◆ RECORDS FOR THE TASK:

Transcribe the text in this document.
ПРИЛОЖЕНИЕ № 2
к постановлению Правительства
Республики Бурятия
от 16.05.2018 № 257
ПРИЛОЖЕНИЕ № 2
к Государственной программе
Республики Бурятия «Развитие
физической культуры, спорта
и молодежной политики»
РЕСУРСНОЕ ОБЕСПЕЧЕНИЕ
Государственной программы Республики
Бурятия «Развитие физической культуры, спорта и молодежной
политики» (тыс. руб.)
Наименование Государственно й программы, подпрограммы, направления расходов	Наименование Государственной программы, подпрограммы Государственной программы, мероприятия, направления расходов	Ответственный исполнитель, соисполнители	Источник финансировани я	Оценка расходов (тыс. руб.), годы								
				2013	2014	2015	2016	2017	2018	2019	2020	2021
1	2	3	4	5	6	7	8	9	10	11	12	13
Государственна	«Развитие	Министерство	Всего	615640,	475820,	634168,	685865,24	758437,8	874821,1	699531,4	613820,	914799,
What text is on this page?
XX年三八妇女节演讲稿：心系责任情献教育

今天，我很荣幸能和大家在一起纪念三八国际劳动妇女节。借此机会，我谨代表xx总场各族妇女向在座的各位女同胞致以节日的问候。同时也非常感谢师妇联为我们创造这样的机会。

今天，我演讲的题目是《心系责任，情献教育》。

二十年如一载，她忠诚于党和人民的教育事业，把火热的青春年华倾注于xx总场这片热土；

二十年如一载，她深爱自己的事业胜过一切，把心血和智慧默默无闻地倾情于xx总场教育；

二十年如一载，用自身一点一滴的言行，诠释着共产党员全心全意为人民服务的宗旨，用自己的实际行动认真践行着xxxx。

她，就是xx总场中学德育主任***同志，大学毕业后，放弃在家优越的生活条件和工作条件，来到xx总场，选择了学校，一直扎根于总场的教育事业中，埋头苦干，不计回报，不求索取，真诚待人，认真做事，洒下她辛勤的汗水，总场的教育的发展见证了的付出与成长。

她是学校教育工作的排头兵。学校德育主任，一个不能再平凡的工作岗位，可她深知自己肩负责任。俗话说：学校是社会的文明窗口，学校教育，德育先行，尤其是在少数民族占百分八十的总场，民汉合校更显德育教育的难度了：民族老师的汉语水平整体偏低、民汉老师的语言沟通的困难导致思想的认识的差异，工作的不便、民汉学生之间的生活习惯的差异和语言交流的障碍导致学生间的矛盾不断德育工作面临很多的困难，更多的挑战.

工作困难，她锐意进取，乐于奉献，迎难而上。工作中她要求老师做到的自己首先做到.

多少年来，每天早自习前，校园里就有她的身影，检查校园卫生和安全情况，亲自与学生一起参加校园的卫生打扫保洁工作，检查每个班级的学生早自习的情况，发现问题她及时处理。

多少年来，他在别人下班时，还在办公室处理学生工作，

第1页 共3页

◆ WHAT THIS TASK INVOLVES:
From the listing above, copy every line that includes the word "Развитие".

◆ RESULT:
Республики Бурятия «Развитие
Бурятия «Развитие физической культуры, спорта и молодежной
Государственна	«Развитие	Министерство	Всего	615640,	475820,	634168,	685865,24	758437,8	874821,1	699531,4	613820,	914799,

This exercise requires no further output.